Dataset entries

____

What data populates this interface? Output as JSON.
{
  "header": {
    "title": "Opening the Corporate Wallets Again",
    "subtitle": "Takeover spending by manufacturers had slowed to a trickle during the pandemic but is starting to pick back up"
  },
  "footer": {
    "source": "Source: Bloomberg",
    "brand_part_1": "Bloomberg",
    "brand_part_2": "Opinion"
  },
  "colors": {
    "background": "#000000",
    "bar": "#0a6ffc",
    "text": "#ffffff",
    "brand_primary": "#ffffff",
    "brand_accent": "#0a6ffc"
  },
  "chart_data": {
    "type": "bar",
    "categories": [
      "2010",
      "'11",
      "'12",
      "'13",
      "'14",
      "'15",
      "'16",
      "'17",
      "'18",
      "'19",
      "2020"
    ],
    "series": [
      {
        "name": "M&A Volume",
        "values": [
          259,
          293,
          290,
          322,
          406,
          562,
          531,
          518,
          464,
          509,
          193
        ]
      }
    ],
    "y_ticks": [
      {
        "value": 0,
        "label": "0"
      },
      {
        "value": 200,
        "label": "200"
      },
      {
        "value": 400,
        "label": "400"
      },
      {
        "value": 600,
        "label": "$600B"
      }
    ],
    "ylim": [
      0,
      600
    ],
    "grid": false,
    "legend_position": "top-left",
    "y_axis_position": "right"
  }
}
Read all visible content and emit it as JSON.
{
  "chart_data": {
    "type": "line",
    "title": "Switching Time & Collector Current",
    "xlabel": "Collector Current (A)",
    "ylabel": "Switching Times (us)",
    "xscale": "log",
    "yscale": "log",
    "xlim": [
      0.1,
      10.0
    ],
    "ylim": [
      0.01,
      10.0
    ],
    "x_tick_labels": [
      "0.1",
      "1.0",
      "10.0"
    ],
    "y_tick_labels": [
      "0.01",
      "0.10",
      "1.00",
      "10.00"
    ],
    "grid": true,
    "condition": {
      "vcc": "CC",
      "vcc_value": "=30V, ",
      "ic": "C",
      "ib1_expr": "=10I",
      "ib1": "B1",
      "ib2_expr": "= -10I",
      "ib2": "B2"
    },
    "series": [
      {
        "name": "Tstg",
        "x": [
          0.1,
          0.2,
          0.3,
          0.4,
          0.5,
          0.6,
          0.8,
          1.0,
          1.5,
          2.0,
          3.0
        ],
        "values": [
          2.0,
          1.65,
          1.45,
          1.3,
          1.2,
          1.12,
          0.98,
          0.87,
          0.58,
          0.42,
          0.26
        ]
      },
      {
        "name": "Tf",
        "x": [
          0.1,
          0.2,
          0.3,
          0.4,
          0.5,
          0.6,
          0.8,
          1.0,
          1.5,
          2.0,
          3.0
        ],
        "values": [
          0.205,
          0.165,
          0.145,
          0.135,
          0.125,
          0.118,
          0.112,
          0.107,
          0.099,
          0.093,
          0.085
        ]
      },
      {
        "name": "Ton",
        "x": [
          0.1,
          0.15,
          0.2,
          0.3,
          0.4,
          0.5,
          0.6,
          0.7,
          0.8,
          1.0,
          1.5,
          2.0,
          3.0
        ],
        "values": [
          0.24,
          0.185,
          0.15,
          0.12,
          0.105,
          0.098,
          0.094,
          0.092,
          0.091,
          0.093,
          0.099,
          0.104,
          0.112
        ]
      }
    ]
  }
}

____

▶ _Given instruction_
The records above are to be repeated exactly, in their entirety.

▶ _Solution to the problem_
What data populates this interface? Output as JSON.
{
  "header": {
    "title": "Opening the Corporate Wallets Again",
    "subtitle": "Takeover spending by manufacturers had slowed to a trickle during the pandemic but is starting to pick back up"
  },
  "footer": {
    "source": "Source: Bloomberg",
    "brand_part_1": "Bloomberg",
    "brand_part_2": "Opinion"
  },
  "colors": {
    "background": "#000000",
    "bar": "#0a6ffc",
    "text": "#ffffff",
    "brand_primary": "#ffffff",
    "brand_accent": "#0a6ffc"
  },
  "chart_data": {
    "type": "bar",
    "categories": [
      "2010",
      "'11",
      "'12",
      "'13",
      "'14",
      "'15",
      "'16",
      "'17",
      "'18",
      "'19",
      "2020"
    ],
    "series": [
      {
        "name": "M&A Volume",
        "values": [
          259,
          293,
          290,
          322,
          406,
          562,
          531,
          518,
          464,
          509,
          193
        ]
      }
    ],
    "y_ticks": [
      {
        "value": 0,
        "label": "0"
      },
      {
        "value": 200,
        "label": "200"
      },
      {
        "value": 400,
        "label": "400"
      },
      {
        "value": 600,
        "label": "$600B"
      }
    ],
    "ylim": [
      0,
      600
    ],
    "grid": false,
    "legend_position": "top-left",
    "y_axis_position": "right"
  }
}
Read all visible content and emit it as JSON.
{
  "chart_data": {
    "type": "line",
    "title": "Switching Time & Collector Current",
    "xlabel": "Collector Current (A)",
    "ylabel": "Switching Times (us)",
    "xscale": "log",
    "yscale": "log",
    "xlim": [
      0.1,
      10.0
    ],
    "ylim": [
      0.01,
      10.0
    ],
    "x_tick_labels": [
      "0.1",
      "1.0",
      "10.0"
    ],
    "y_tick_labels": [
      "0.01",
      "0.10",
      "1.00",
      "10.00"
    ],
    "grid": true,
    "condition": {
      "vcc": "CC",
      "vcc_value": "=30V, ",
      "ic": "C",
      "ib1_expr": "=10I",
      "ib1": "B1",
      "ib2_expr": "= -10I",
      "ib2": "B2"
    },
    "series": [
      {
        "name": "Tstg",
        "x": [
          0.1,
          0.2,
          0.3,
          0.4,
          0.5,
          0.6,
          0.8,
          1.0,
          1.5,
          2.0,
          3.0
        ],
        "values": [
          2.0,
          1.65,
          1.45,
          1.3,
          1.2,
          1.12,
          0.98,
          0.87,
          0.58,
          0.42,
          0.26
        ]
      },
      {
        "name": "Tf",
        "x": [
          0.1,
          0.2,
          0.3,
          0.4,
          0.5,
          0.6,
          0.8,
          1.0,
          1.5,
          2.0,
          3.0
        ],
        "values": [
          0.205,
          0.165,
          0.145,
          0.135,
          0.125,
          0.118,
          0.112,
          0.107,
          0.099,
          0.093,
          0.085
        ]
      },
      {
        "name": "Ton",
        "x": [
          0.1,
          0.15,
          0.2,
          0.3,
          0.4,
          0.5,
          0.6,
          0.7,
          0.8,
          1.0,
          1.5,
          2.0,
          3.0
        ],
        "values": [
          0.24,
          0.185,
          0.15,
          0.12,
          0.105,
          0.098,
          0.094,
          0.092,
          0.091,
          0.093,
          0.099,
          0.104,
          0.112
        ]
      }
    ]
  }
}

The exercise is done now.